- DATASET RECORDS

_ _ _ _ _ _ _

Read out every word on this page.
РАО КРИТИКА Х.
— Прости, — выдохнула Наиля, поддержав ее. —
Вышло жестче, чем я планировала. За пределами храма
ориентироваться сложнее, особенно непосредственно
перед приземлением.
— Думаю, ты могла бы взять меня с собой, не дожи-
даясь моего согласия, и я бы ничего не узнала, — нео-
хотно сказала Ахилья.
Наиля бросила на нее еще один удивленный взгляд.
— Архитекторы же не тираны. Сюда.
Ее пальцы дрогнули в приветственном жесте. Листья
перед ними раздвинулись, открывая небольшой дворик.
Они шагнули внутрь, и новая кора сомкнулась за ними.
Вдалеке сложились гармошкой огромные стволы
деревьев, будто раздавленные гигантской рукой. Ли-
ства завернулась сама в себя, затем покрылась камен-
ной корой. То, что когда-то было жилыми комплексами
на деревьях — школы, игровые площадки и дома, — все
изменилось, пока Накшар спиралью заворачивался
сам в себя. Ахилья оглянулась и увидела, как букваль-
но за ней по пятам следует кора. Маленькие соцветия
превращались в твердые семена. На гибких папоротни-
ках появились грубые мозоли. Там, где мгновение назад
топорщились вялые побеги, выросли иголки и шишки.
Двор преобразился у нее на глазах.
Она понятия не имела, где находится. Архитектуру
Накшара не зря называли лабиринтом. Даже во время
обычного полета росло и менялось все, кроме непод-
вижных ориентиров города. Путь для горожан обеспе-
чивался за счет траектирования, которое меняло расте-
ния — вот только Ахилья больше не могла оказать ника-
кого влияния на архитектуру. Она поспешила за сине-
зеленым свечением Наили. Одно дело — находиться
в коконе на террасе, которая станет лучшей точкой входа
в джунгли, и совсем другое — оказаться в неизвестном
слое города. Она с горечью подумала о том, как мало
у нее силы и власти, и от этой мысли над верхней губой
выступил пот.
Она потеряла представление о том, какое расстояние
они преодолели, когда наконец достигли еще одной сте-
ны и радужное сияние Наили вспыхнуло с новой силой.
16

_ _ _ _ _ _ _

Determine how many lines of this listing contain "перед", and give only the number.

- THE OUTPUT
2